Figure data in JSON:
===============

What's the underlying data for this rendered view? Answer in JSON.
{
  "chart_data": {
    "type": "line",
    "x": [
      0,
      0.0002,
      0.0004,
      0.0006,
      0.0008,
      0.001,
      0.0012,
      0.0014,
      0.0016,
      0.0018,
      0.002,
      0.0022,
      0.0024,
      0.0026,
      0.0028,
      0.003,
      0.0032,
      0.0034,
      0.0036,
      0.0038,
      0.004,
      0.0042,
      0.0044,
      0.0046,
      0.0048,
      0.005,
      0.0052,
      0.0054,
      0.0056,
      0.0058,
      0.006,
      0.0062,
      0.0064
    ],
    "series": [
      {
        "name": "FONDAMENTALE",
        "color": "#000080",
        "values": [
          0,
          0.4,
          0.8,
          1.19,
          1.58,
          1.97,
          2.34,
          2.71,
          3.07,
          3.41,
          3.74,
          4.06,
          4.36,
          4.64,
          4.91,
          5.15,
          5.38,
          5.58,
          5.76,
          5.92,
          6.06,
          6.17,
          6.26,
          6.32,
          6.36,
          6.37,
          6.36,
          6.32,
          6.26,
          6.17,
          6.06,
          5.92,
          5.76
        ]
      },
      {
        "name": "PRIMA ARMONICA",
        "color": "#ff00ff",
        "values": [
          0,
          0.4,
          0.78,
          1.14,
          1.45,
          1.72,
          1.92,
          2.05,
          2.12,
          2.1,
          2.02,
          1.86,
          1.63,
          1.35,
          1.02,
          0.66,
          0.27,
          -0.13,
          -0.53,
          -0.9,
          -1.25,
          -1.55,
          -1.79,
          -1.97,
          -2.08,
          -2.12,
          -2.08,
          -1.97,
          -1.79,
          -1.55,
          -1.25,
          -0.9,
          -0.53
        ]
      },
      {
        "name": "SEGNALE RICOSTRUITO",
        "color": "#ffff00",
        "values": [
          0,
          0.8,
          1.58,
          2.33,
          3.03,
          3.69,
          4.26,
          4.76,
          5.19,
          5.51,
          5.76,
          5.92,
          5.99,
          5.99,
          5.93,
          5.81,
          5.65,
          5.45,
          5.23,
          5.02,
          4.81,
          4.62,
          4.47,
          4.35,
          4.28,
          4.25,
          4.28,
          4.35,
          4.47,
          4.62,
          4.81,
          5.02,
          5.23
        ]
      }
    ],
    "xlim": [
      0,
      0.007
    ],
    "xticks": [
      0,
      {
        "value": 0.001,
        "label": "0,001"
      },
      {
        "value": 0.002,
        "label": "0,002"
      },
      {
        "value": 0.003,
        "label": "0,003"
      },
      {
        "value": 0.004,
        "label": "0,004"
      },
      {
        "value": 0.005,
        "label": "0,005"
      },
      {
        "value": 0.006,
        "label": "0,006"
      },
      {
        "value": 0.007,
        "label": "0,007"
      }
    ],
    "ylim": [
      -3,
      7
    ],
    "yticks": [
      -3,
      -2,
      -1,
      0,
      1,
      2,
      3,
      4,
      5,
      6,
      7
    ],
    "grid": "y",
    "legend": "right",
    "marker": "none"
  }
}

===============

• **WHAT IS REQUIRED**
The whole listing above needs to be written out again exactly.

• **FINISHED TASK**
What's the underlying data for this rendered view? Answer in JSON.
{
  "chart_data": {
    "type": "line",
    "x": [
      0,
      0.0002,
      0.0004,
      0.0006,
      0.0008,
      0.001,
      0.0012,
      0.0014,
      0.0016,
      0.0018,
      0.002,
      0.0022,
      0.0024,
      0.0026,
      0.0028,
      0.003,
      0.0032,
      0.0034,
      0.0036,
      0.0038,
      0.004,
      0.0042,
      0.0044,
      0.0046,
      0.0048,
      0.005,
      0.0052,
      0.0054,
      0.0056,
      0.0058,
      0.006,
      0.0062,
      0.0064
    ],
    "series": [
      {
        "name": "FONDAMENTALE",
        "color": "#000080",
        "values": [
          0,
          0.4,
          0.8,
          1.19,
          1.58,
          1.97,
          2.34,
          2.71,
          3.07,
          3.41,
          3.74,
          4.06,
          4.36,
          4.64,
          4.91,
          5.15,
          5.38,
          5.58,
          5.76,
          5.92,
          6.06,
          6.17,
          6.26,
          6.32,
          6.36,
          6.37,
          6.36,
          6.32,
          6.26,
          6.17,
          6.06,
          5.92,
          5.76
        ]
      },
      {
        "name": "PRIMA ARMONICA",
        "color": "#ff00ff",
        "values": [
          0,
          0.4,
          0.78,
          1.14,
          1.45,
          1.72,
          1.92,
          2.05,
          2.12,
          2.1,
          2.02,
          1.86,
          1.63,
          1.35,
          1.02,
          0.66,
          0.27,
          -0.13,
          -0.53,
          -0.9,
          -1.25,
          -1.55,
          -1.79,
          -1.97,
          -2.08,
          -2.12,
          -2.08,
          -1.97,
          -1.79,
          -1.55,
          -1.25,
          -0.9,
          -0.53
        ]
      },
      {
        "name": "SEGNALE RICOSTRUITO",
        "color": "#ffff00",
        "values": [
          0,
          0.8,
          1.58,
          2.33,
          3.03,
          3.69,
          4.26,
          4.76,
          5.19,
          5.51,
          5.76,
          5.92,
          5.99,
          5.99,
          5.93,
          5.81,
          5.65,
          5.45,
          5.23,
          5.02,
          4.81,
          4.62,
          4.47,
          4.35,
          4.28,
          4.25,
          4.28,
          4.35,
          4.47,
          4.62,
          4.81,
          5.02,
          5.23
        ]
      }
    ],
    "xlim": [
      0,
      0.007
    ],
    "xticks": [
      0,
      {
        "value": 0.001,
        "label": "0,001"
      },
      {
        "value": 0.002,
        "label": "0,002"
      },
      {
        "value": 0.003,
        "label": "0,003"
      },
      {
        "value": 0.004,
        "label": "0,004"
      },
      {
        "value": 0.005,
        "label": "0,005"
      },
      {
        "value": 0.006,
        "label": "0,006"
      },
      {
        "value": 0.007,
        "label": "0,007"
      }
    ],
    "ylim": [
      -3,
      7
    ],
    "yticks": [
      -3,
      -2,
      -1,
      0,
      1,
      2,
      3,
      4,
      5,
      6,
      7
    ],
    "grid": "y",
    "legend": "right",
    "marker": "none"
  }
}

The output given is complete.